TASK REQUIREMENTS:
Identify every line containing the word "marker" and reproduce each one.

MATERIAL PROVIDED:

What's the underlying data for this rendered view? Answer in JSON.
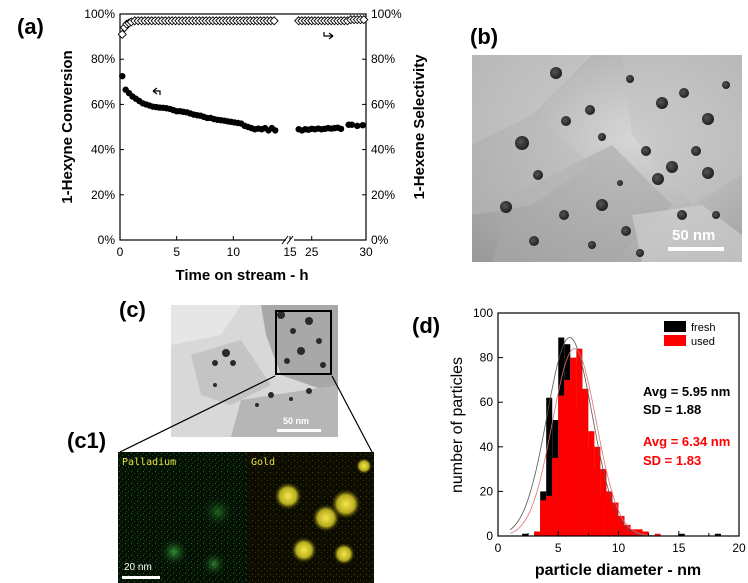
{
  "labels": {
    "a": "(a)",
    "b": "(b)",
    "c": "(c)",
    "c1": "(c1)",
    "d": "(d)"
  },
  "chart_data": [
    {
      "id": "a",
      "type": "scatter",
      "xlabel": "Time on stream - h",
      "ylabel_left": "1-Hexyne Conversion",
      "ylabel_right": "1-Hexene Selectivity",
      "xlim": [
        0,
        30
      ],
      "ylim": [
        0,
        100
      ],
      "x_ticks": [
        "0",
        "5",
        "10",
        "15",
        "25",
        "30"
      ],
      "y_ticks_left": [
        "0%",
        "20%",
        "40%",
        "60%",
        "80%",
        "100%"
      ],
      "y_ticks_right": [
        "0%",
        "20%",
        "40%",
        "60%",
        "80%",
        "100%"
      ],
      "axis_break": "between 15 and 25",
      "series": [
        {
          "marker": "filled circle",
          "color": "#000000",
          "axis": "left",
          "points": [
            [
              0.2,
              72.5
            ],
            [
              0.5,
              66.5
            ],
            [
              0.8,
              65
            ],
            [
              1.1,
              63.5
            ],
            [
              1.4,
              62.5
            ],
            [
              1.7,
              61.5
            ],
            [
              2.0,
              60.5
            ],
            [
              2.3,
              60
            ],
            [
              2.6,
              59.5
            ],
            [
              2.9,
              59
            ],
            [
              3.2,
              58.8
            ],
            [
              3.5,
              58.6
            ],
            [
              3.8,
              58.5
            ],
            [
              4.1,
              58.3
            ],
            [
              4.4,
              58
            ],
            [
              4.7,
              57.5
            ],
            [
              5.0,
              57
            ],
            [
              5.3,
              57
            ],
            [
              5.6,
              56.7
            ],
            [
              5.9,
              56.5
            ],
            [
              6.2,
              56
            ],
            [
              6.5,
              55.5
            ],
            [
              6.8,
              55.2
            ],
            [
              7.1,
              55
            ],
            [
              7.4,
              54.5
            ],
            [
              7.7,
              54
            ],
            [
              8.0,
              54
            ],
            [
              8.3,
              53.5
            ],
            [
              8.6,
              53.2
            ],
            [
              8.9,
              53
            ],
            [
              9.2,
              52.8
            ],
            [
              9.5,
              52.5
            ],
            [
              9.8,
              52.3
            ],
            [
              10.1,
              52
            ],
            [
              10.4,
              51.8
            ],
            [
              10.7,
              51.5
            ],
            [
              11.0,
              50.5
            ],
            [
              11.3,
              50
            ],
            [
              11.6,
              49.5
            ],
            [
              11.9,
              49
            ],
            [
              12.2,
              49.3
            ],
            [
              12.5,
              49
            ],
            [
              12.8,
              49.5
            ],
            [
              13.1,
              48.5
            ],
            [
              13.4,
              49.5
            ],
            [
              13.7,
              48.5
            ],
            [
              23.8,
              49
            ],
            [
              24.1,
              48.5
            ],
            [
              24.4,
              49
            ],
            [
              24.7,
              48.8
            ],
            [
              25.0,
              49.2
            ],
            [
              25.3,
              49
            ],
            [
              25.6,
              49.3
            ],
            [
              25.9,
              49
            ],
            [
              26.2,
              49.2
            ],
            [
              26.5,
              49.5
            ],
            [
              26.8,
              49.3
            ],
            [
              27.1,
              49.5
            ],
            [
              27.4,
              49.7
            ],
            [
              27.7,
              49.2
            ],
            [
              28.4,
              51
            ],
            [
              28.7,
              51
            ],
            [
              29.2,
              50.5
            ],
            [
              29.7,
              50.8
            ]
          ]
        },
        {
          "marker": "open diamond",
          "color": "#000000",
          "axis": "right",
          "points": [
            [
              0.2,
              91
            ],
            [
              0.4,
              94
            ],
            [
              0.6,
              95.5
            ],
            [
              0.8,
              96
            ],
            [
              1.0,
              96.5
            ],
            [
              1.3,
              97
            ],
            [
              1.6,
              97
            ],
            [
              1.9,
              97
            ],
            [
              2.2,
              97
            ],
            [
              2.5,
              97
            ],
            [
              2.8,
              97
            ],
            [
              3.1,
              97
            ],
            [
              3.4,
              97
            ],
            [
              3.7,
              97
            ],
            [
              4.0,
              97
            ],
            [
              4.3,
              97
            ],
            [
              4.6,
              97
            ],
            [
              4.9,
              97
            ],
            [
              5.2,
              97
            ],
            [
              5.5,
              97
            ],
            [
              5.8,
              97
            ],
            [
              6.1,
              97
            ],
            [
              6.4,
              97
            ],
            [
              6.7,
              97
            ],
            [
              7.0,
              97
            ],
            [
              7.3,
              97
            ],
            [
              7.6,
              97
            ],
            [
              7.9,
              97
            ],
            [
              8.2,
              97
            ],
            [
              8.5,
              97
            ],
            [
              8.8,
              97
            ],
            [
              9.1,
              97
            ],
            [
              9.4,
              97
            ],
            [
              9.7,
              97
            ],
            [
              10.0,
              97
            ],
            [
              10.3,
              97
            ],
            [
              10.6,
              97
            ],
            [
              10.9,
              97
            ],
            [
              11.2,
              97
            ],
            [
              11.5,
              97
            ],
            [
              11.8,
              97
            ],
            [
              12.1,
              97
            ],
            [
              12.4,
              97
            ],
            [
              12.7,
              97
            ],
            [
              13.0,
              97
            ],
            [
              13.3,
              97
            ],
            [
              13.6,
              97
            ],
            [
              23.8,
              97
            ],
            [
              24.1,
              97
            ],
            [
              24.4,
              97
            ],
            [
              24.7,
              97
            ],
            [
              25.0,
              97
            ],
            [
              25.3,
              97
            ],
            [
              25.6,
              97
            ],
            [
              25.9,
              97
            ],
            [
              26.2,
              97
            ],
            [
              26.5,
              97
            ],
            [
              26.8,
              97
            ],
            [
              27.1,
              97
            ],
            [
              27.4,
              97
            ],
            [
              27.7,
              97
            ],
            [
              28.0,
              97
            ],
            [
              28.3,
              97
            ],
            [
              28.6,
              97.5
            ],
            [
              28.9,
              97.5
            ],
            [
              29.2,
              97.5
            ],
            [
              29.5,
              97.5
            ],
            [
              29.8,
              97.5
            ]
          ]
        }
      ]
    },
    {
      "id": "d",
      "type": "bar",
      "xlabel": "particle diameter - nm",
      "ylabel": "number of particles",
      "xlim": [
        0,
        20
      ],
      "ylim": [
        0,
        100
      ],
      "x_ticks": [
        "0",
        "5",
        "10",
        "15",
        "20"
      ],
      "y_ticks": [
        "0",
        "20",
        "40",
        "60",
        "80",
        "100"
      ],
      "bin_width": 0.5,
      "legend": {
        "placement": "top-right",
        "entries": [
          "fresh",
          "used"
        ]
      },
      "series": [
        {
          "name": "fresh",
          "color": "#000000",
          "bins": [
            [
              2.0,
              1
            ],
            [
              3.0,
              2
            ],
            [
              3.5,
              20
            ],
            [
              4.0,
              62
            ],
            [
              4.5,
              52
            ],
            [
              5.0,
              89
            ],
            [
              5.5,
              86
            ],
            [
              6.0,
              58
            ],
            [
              6.5,
              78
            ],
            [
              7.0,
              40
            ],
            [
              7.5,
              30
            ],
            [
              8.0,
              18
            ],
            [
              8.5,
              15
            ],
            [
              9.0,
              10
            ],
            [
              9.5,
              7
            ],
            [
              10.0,
              4
            ],
            [
              10.5,
              4
            ],
            [
              11.0,
              2
            ],
            [
              12.0,
              2
            ],
            [
              15.0,
              1
            ],
            [
              18.0,
              1
            ]
          ]
        },
        {
          "name": "used",
          "color": "#ff0000",
          "bins": [
            [
              3.0,
              2
            ],
            [
              3.5,
              16
            ],
            [
              4.0,
              18
            ],
            [
              4.5,
              35
            ],
            [
              5.0,
              63
            ],
            [
              5.5,
              70
            ],
            [
              6.0,
              80
            ],
            [
              6.5,
              84
            ],
            [
              7.0,
              66
            ],
            [
              7.5,
              47
            ],
            [
              8.0,
              40
            ],
            [
              8.5,
              30
            ],
            [
              9.0,
              20
            ],
            [
              9.5,
              15
            ],
            [
              10.0,
              9
            ],
            [
              10.5,
              5
            ],
            [
              11.0,
              3
            ],
            [
              11.5,
              3
            ],
            [
              12.0,
              2
            ],
            [
              13.0,
              1
            ]
          ]
        }
      ],
      "fits": [
        {
          "color": "#555555",
          "mean": 5.95,
          "sd": 1.88,
          "peak": 89
        },
        {
          "color": "#e07070",
          "mean": 6.34,
          "sd": 1.83,
          "peak": 84
        }
      ],
      "annotations": [
        {
          "text": "Avg = 5.95 nm",
          "color": "#000000"
        },
        {
          "text": "SD = 1.88",
          "color": "#000000"
        },
        {
          "text": "Avg = 6.34 nm",
          "color": "#ff0000"
        },
        {
          "text": "SD = 1.83",
          "color": "#ff0000"
        }
      ]
    }
  ],
  "tem_b": {
    "scale_label": "50 nm"
  },
  "tem_c": {
    "scale_label": "50 nm"
  },
  "map_c1": {
    "left_label": "Palladium",
    "right_label": "Gold",
    "scale_label": "20 nm"
  }
}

RESPONSE TO THE EXERCISE:
          "marker": "filled circle",
          "marker": "open diamond",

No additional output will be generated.